**Instructions to follow**:
In full and without alteration, give the listing again.

─── Given information

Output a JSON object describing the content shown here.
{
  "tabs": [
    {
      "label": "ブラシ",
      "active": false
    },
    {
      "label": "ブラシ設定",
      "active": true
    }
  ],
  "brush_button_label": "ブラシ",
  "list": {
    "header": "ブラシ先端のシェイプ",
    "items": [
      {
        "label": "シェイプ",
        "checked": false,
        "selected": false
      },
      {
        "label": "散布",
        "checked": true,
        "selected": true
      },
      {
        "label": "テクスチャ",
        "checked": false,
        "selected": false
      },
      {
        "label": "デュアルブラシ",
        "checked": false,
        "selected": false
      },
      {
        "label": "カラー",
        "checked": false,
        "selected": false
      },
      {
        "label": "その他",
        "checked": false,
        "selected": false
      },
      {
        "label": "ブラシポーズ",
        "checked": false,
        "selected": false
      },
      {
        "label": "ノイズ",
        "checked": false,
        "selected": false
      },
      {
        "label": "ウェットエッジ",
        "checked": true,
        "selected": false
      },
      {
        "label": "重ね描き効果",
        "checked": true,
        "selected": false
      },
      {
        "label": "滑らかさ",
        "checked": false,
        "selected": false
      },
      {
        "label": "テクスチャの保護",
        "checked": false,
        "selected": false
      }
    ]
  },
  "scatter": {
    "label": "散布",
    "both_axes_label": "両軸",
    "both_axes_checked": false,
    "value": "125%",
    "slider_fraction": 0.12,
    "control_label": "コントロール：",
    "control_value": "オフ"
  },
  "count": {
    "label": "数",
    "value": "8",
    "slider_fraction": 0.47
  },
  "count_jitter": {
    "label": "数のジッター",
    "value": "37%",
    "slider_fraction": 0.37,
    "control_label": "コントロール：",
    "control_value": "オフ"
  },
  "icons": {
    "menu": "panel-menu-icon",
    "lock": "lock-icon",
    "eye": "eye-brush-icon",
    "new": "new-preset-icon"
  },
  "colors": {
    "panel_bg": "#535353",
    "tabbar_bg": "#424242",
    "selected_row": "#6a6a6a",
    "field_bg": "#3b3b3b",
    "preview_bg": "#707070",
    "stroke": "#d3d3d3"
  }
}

──────

**Written answer**:
Output a JSON object describing the content shown here.
{
  "tabs": [
    {
      "label": "ブラシ",
      "active": false
    },
    {
      "label": "ブラシ設定",
      "active": true
    }
  ],
  "brush_button_label": "ブラシ",
  "list": {
    "header": "ブラシ先端のシェイプ",
    "items": [
      {
        "label": "シェイプ",
        "checked": false,
        "selected": false
      },
      {
        "label": "散布",
        "checked": true,
        "selected": true
      },
      {
        "label": "テクスチャ",
        "checked": false,
        "selected": false
      },
      {
        "label": "デュアルブラシ",
        "checked": false,
        "selected": false
      },
      {
        "label": "カラー",
        "checked": false,
        "selected": false
      },
      {
        "label": "その他",
        "checked": false,
        "selected": false
      },
      {
        "label": "ブラシポーズ",
        "checked": false,
        "selected": false
      },
      {
        "label": "ノイズ",
        "checked": false,
        "selected": false
      },
      {
        "label": "ウェットエッジ",
        "checked": true,
        "selected": false
      },
      {
        "label": "重ね描き効果",
        "checked": true,
        "selected": false
      },
      {
        "label": "滑らかさ",
        "checked": false,
        "selected": false
      },
      {
        "label": "テクスチャの保護",
        "checked": false,
        "selected": false
      }
    ]
  },
  "scatter": {
    "label": "散布",
    "both_axes_label": "両軸",
    "both_axes_checked": false,
    "value": "125%",
    "slider_fraction": 0.12,
    "control_label": "コントロール：",
    "control_value": "オフ"
  },
  "count": {
    "label": "数",
    "value": "8",
    "slider_fraction": 0.47
  },
  "count_jitter": {
    "label": "数のジッター",
    "value": "37%",
    "slider_fraction": 0.37,
    "control_label": "コントロール：",
    "control_value": "オフ"
  },
  "icons": {
    "menu": "panel-menu-icon",
    "lock": "lock-icon",
    "eye": "eye-brush-icon",
    "new": "new-preset-icon"
  },
  "colors": {
    "panel_bg": "#535353",
    "tabbar_bg": "#424242",
    "selected_row": "#6a6a6a",
    "field_bg": "#3b3b3b",
    "preview_bg": "#707070",
    "stroke": "#d3d3d3"
  }
}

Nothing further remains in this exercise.